→ WORK ORDER
This exercise calls for the data below to be retyped exactly, minus any images.

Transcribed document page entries
<<<<
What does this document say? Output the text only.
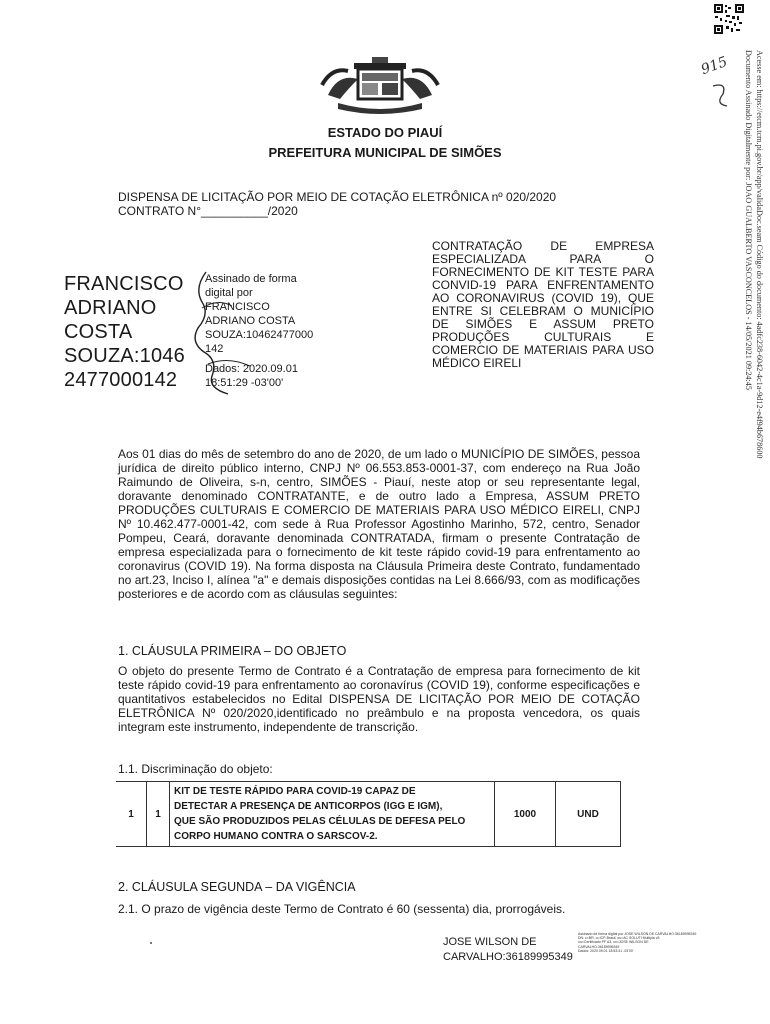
ESTADO DO PIAUÍ
PREFEITURA MUNICIPAL DE SIMÕES
DISPENSA DE LICITAÇÃO POR MEIO DE COTAÇÃO ELETRÔNICA nº 020/2020
CONTRATO N°__________/2020
FRANCISCO
ADRIANO
COSTA
SOUZA:1046
2477000142
Assinado de forma
digital por
FRANCISCO
ADRIANO COSTA
SOUZA:10462477000
142
Dados: 2020.09.01
18:51:29 -03'00'
CONTRATAÇÃO DE EMPRESA ESPECIALIZADA PARA O FORNECIMENTO DE KIT TESTE PARA CONVID-19 PARA ENFRENTAMENTO AO CORONAVIRUS (COVID 19), QUE ENTRE SI CELEBRAM O MUNICÍPIO DE SIMÕES E ASSUM PRETO PRODUÇÕES CULTURAIS E COMERCIO DE MATERIAIS PARA USO MÉDICO EIRELI
Aos 01 dias do mês de setembro do ano de 2020, de um lado o MUNICÍPIO DE SIMÕES, pessoa jurídica de direito público interno, CNPJ Nº 06.553.853-0001-37, com endereço na Rua João Raimundo de Oliveira, s-n, centro, SIMÕES - Piauí, neste atop or seu representante legal, doravante denominado CONTRATANTE, e de outro lado a Empresa, ASSUM PRETO PRODUÇÕES CULTURAIS E COMERCIO DE MATERIAIS PARA USO MÉDICO EIRELI, CNPJ Nº 10.462.477-0001-42, com sede à Rua Professor Agostinho Marinho, 572, centro, Senador Pompeu, Ceará, doravante denominada CONTRATADA, firmam o presente Contratação de empresa especializada para o fornecimento de kit teste rápido covid-19 para enfrentamento ao coronavirus (COVID 19). Na forma disposta na Cláusula Primeira deste Contrato, fundamentado no art.23, Inciso I, alínea "a" e demais disposições contidas na Lei 8.666/93, com as modificações posteriores e de acordo com as cláusulas seguintes:
1. CLÁUSULA PRIMEIRA – DO OBJETO
O objeto do presente Termo de Contrato é a Contratação de empresa para fornecimento de kit teste rápido covid-19 para enfrentamento ao coronavírus (COVID 19), conforme especificações e quantitativos estabelecidos no Edital DISPENSA DE LICITAÇÃO POR MEIO DE COTAÇÃO ELETRÔNICA Nº 020/2020,identificado no preâmbulo e na proposta vencedora, os quais integram este instrumento, independente de transcrição.
1.1. Discriminação do objeto:
1	1	
KIT DE TESTE RÁPIDO PARA COVID-19 CAPAZ DE
DETECTAR A PRESENÇA DE ANTICORPOS (IGG E IGM),
QUE SÃO PRODUZIDOS PELAS CÉLULAS DE DEFESA PELO
CORPO HUMANO CONTRA O SARSCOV-2.
	1000	UND
2. CLÁUSULA SEGUNDA – DA VIGÊNCIA
2.1. O prazo de vigência deste Termo de Contrato é 60 (sessenta) dia, prorrogáveis.
JOSE WILSON DE
CARVALHO:36189995349
Assinado de forma digital por JOSE WILSON DE CARVALHO:36189995349
DN: c=BR, o=ICP-Brasil, ou=AC SOLUTI Multipla v5
ou=Certificado PF A3, cn=JOSE WILSON DE
CARVALHO:36189995349
Dados: 2020.09.01 18:53:41 -03'00'
915 Documento Assinado Digitalmente por: JOAO GUALBERTO VASCONCELOS - 14/05/2021 09:24:45 Acesse em: https://etcm.tcm.pi.gov.br/app/validaDoc.seam Código do documento: 4adfc238-6042-4c1a-9d12-e4f94b678600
>>>>
→ ANSWER FOR THE TASK
What does this document say? Output the text only.
ESTADO DO PIAUÍ
PREFEITURA MUNICIPAL DE SIMÕES
DISPENSA DE LICITAÇÃO POR MEIO DE COTAÇÃO ELETRÔNICA nº 020/2020
CONTRATO N°__________/2020
FRANCISCO
ADRIANO
COSTA
SOUZA:1046
2477000142
Assinado de forma
digital por
FRANCISCO
ADRIANO COSTA
SOUZA:10462477000
142
Dados: 2020.09.01
18:51:29 -03'00'
CONTRATAÇÃO DE EMPRESA ESPECIALIZADA PARA O FORNECIMENTO DE KIT TESTE PARA CONVID-19 PARA ENFRENTAMENTO AO CORONAVIRUS (COVID 19), QUE ENTRE SI CELEBRAM O MUNICÍPIO DE SIMÕES E ASSUM PRETO PRODUÇÕES CULTURAIS E COMERCIO DE MATERIAIS PARA USO MÉDICO EIRELI
Aos 01 dias do mês de setembro do ano de 2020, de um lado o MUNICÍPIO DE SIMÕES, pessoa jurídica de direito público interno, CNPJ Nº 06.553.853-0001-37, com endereço na Rua João Raimundo de Oliveira, s-n, centro, SIMÕES - Piauí, neste atop or seu representante legal, doravante denominado CONTRATANTE, e de outro lado a Empresa, ASSUM PRETO PRODUÇÕES CULTURAIS E COMERCIO DE MATERIAIS PARA USO MÉDICO EIRELI, CNPJ Nº 10.462.477-0001-42, com sede à Rua Professor Agostinho Marinho, 572, centro, Senador Pompeu, Ceará, doravante denominada CONTRATADA, firmam o presente Contratação de empresa especializada para o fornecimento de kit teste rápido covid-19 para enfrentamento ao coronavirus (COVID 19). Na forma disposta na Cláusula Primeira deste Contrato, fundamentado no art.23, Inciso I, alínea "a" e demais disposições contidas na Lei 8.666/93, com as modificações posteriores e de acordo com as cláusulas seguintes:
1. CLÁUSULA PRIMEIRA – DO OBJETO
O objeto do presente Termo de Contrato é a Contratação de empresa para fornecimento de kit teste rápido covid-19 para enfrentamento ao coronavírus (COVID 19), conforme especificações e quantitativos estabelecidos no Edital DISPENSA DE LICITAÇÃO POR MEIO DE COTAÇÃO ELETRÔNICA Nº 020/2020,identificado no preâmbulo e na proposta vencedora, os quais integram este instrumento, independente de transcrição.
1.1. Discriminação do objeto:
1	1	
KIT DE TESTE RÁPIDO PARA COVID-19 CAPAZ DE
DETECTAR A PRESENÇA DE ANTICORPOS (IGG E IGM),
QUE SÃO PRODUZIDOS PELAS CÉLULAS DE DEFESA PELO
CORPO HUMANO CONTRA O SARSCOV-2.
	1000	UND
2. CLÁUSULA SEGUNDA – DA VIGÊNCIA
2.1. O prazo de vigência deste Termo de Contrato é 60 (sessenta) dia, prorrogáveis.
JOSE WILSON DE
CARVALHO:36189995349
Assinado de forma digital por JOSE WILSON DE CARVALHO:36189995349
DN: c=BR, o=ICP-Brasil, ou=AC SOLUTI Multipla v5
ou=Certificado PF A3, cn=JOSE WILSON DE
CARVALHO:36189995349
Dados: 2020.09.01 18:53:41 -03'00'
915 Documento Assinado Digitalmente por: JOAO GUALBERTO VASCONCELOS - 14/05/2021 09:24:45 Acesse em: https://etcm.tcm.pi.gov.br/app/validaDoc.seam Código do documento: 4adfc238-6042-4c1a-9d12-e4f94b678600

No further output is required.